**YOUR GOAL**
Work out how many lines include "also" and answer with that number only.

**LISTING**
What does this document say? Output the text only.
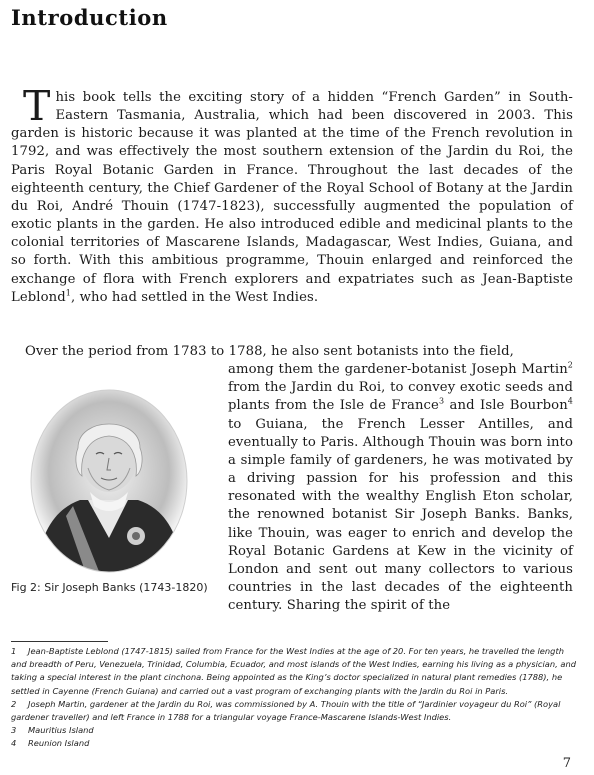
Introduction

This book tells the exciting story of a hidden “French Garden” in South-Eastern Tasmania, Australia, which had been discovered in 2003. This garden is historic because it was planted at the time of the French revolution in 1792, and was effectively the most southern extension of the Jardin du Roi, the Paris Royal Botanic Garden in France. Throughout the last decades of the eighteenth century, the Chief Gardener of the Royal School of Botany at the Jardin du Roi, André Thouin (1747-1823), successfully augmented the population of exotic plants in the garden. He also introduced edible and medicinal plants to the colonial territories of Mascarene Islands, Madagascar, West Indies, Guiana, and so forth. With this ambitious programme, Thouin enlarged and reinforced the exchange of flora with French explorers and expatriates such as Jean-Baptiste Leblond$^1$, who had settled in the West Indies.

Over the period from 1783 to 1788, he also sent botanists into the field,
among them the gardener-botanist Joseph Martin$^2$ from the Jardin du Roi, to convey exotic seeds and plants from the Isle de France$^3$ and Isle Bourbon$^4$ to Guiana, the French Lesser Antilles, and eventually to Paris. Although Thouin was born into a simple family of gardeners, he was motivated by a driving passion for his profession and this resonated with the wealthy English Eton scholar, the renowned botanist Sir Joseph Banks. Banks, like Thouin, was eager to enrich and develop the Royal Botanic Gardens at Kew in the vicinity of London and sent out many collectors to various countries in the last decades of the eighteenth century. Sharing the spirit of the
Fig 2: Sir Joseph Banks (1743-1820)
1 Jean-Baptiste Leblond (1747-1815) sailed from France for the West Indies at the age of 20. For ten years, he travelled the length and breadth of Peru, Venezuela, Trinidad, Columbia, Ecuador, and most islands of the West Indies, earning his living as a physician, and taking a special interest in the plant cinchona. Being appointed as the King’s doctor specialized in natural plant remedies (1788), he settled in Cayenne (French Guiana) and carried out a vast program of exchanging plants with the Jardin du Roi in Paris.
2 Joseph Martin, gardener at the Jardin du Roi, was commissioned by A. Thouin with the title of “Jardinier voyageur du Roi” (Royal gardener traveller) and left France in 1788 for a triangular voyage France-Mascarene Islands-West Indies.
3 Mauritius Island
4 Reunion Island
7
==
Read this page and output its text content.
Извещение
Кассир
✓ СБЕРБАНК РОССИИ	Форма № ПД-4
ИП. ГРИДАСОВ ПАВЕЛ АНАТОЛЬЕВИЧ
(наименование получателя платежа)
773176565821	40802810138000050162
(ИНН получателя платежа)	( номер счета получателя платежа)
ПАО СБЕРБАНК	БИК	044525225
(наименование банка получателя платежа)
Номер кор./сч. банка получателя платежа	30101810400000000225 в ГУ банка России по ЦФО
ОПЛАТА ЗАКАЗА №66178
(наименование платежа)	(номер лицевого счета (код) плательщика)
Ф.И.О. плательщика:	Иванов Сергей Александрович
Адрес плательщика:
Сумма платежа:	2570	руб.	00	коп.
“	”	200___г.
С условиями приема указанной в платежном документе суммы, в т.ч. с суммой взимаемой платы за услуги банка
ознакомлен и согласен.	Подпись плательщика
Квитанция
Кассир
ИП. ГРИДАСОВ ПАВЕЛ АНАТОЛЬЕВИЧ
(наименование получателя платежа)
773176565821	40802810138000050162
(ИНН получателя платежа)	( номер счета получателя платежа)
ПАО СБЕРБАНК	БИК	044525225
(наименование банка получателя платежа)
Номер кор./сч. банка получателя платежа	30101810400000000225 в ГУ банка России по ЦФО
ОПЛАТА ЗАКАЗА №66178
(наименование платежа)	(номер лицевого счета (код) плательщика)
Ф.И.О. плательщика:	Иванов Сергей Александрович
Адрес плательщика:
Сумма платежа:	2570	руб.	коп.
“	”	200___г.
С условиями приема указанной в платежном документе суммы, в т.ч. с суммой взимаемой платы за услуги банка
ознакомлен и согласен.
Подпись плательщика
...
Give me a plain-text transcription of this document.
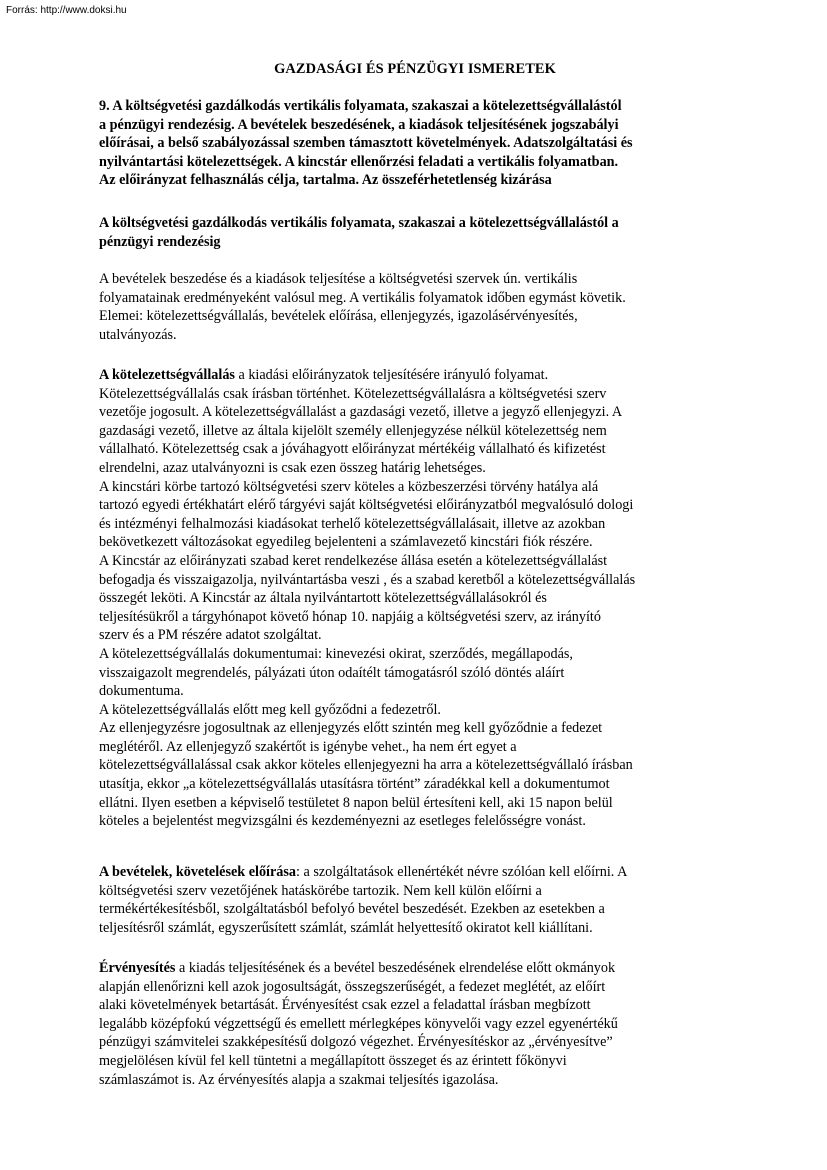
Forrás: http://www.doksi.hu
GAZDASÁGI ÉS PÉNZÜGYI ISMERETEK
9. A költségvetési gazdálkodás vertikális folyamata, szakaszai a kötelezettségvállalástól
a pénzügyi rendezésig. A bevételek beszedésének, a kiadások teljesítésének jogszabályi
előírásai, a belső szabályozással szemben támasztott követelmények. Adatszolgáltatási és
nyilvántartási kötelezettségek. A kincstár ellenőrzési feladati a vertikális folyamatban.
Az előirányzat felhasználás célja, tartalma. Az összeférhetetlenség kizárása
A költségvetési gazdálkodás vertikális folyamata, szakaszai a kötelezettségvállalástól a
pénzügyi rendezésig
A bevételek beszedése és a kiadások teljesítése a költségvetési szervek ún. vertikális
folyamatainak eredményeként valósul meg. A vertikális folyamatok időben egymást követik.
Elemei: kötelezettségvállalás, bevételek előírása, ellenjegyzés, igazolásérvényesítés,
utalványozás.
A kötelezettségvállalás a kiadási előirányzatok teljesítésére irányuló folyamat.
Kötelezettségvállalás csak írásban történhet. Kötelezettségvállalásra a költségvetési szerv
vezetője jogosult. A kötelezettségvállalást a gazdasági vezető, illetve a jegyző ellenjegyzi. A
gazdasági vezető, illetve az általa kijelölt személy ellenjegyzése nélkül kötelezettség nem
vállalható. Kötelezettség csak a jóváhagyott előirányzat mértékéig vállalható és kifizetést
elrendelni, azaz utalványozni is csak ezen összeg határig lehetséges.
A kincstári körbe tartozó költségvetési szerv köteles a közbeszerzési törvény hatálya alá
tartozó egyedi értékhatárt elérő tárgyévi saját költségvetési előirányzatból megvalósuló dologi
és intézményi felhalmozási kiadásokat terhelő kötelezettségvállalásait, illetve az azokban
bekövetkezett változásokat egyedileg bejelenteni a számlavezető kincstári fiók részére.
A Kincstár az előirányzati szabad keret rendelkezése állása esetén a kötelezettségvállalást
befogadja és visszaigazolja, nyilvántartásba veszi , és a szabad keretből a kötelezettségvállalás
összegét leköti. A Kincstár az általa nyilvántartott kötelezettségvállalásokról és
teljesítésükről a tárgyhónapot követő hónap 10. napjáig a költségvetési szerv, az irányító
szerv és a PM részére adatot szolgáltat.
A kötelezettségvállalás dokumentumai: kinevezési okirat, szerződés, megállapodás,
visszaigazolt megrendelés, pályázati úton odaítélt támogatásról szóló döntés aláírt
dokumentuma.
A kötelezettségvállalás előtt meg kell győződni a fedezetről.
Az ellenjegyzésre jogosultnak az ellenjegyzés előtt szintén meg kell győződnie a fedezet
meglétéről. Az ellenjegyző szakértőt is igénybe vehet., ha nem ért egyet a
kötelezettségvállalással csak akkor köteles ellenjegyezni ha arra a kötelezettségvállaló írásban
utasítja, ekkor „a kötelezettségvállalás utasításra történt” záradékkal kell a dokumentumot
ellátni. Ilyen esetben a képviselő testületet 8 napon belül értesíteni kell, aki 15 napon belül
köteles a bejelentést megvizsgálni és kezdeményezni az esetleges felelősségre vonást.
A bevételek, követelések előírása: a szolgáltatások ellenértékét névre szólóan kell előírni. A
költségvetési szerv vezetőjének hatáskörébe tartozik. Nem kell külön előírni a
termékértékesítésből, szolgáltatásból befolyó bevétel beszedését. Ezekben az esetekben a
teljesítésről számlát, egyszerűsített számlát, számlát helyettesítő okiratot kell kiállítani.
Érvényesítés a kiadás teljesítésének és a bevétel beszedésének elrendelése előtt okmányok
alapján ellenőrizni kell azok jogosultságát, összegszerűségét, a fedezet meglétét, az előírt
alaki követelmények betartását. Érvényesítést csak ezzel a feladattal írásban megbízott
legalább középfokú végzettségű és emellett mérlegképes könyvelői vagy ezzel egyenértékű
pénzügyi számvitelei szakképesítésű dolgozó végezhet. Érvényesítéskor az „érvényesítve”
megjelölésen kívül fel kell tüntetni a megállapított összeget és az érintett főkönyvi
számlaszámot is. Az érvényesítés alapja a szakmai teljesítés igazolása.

**WRITTEN REPLY**
2